Data records ::

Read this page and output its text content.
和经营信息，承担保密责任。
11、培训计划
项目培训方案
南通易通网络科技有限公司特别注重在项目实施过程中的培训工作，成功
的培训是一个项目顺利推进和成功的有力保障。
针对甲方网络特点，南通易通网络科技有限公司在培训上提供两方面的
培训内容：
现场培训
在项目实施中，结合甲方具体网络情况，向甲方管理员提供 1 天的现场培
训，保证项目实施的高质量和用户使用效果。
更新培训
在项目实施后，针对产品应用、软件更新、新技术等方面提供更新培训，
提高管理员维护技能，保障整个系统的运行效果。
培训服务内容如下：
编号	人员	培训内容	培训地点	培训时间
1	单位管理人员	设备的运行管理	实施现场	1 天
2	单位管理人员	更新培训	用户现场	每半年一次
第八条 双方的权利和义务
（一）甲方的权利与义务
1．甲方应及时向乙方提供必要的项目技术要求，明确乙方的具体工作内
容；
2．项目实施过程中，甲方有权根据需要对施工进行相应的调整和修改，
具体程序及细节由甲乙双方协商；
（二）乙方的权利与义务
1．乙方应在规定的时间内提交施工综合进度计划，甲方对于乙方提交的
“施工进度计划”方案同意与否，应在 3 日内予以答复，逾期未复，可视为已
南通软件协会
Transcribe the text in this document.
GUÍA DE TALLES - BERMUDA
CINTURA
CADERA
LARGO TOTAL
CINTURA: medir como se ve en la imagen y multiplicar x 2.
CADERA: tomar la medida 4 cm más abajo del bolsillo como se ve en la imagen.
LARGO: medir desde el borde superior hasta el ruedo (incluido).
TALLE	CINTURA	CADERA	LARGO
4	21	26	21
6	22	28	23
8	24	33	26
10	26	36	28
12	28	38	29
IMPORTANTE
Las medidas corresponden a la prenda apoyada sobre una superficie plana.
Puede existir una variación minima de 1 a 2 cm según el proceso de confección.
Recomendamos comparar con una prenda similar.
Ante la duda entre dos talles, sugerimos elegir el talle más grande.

Requirement :: Print only the lines from the one with "Transcribe the text in this document." to the end of the records, both included.

Solution for this problem ::
Transcribe the text in this document.
GUÍA DE TALLES - BERMUDA
CINTURA
CADERA
LARGO TOTAL
CINTURA: medir como se ve en la imagen y multiplicar x 2.
CADERA: tomar la medida 4 cm más abajo del bolsillo como se ve en la imagen.
LARGO: medir desde el borde superior hasta el ruedo (incluido).
TALLE	CINTURA	CADERA	LARGO
4	21	26	21
6	22	28	23
8	24	33	26
10	26	36	28
12	28	38	29
IMPORTANTE
Las medidas corresponden a la prenda apoyada sobre una superficie plana.
Puede existir una variación minima de 1 a 2 cm según el proceso de confección.
Recomendamos comparar con una prenda similar.
Ante la duda entre dos talles, sugerimos elegir el talle más grande.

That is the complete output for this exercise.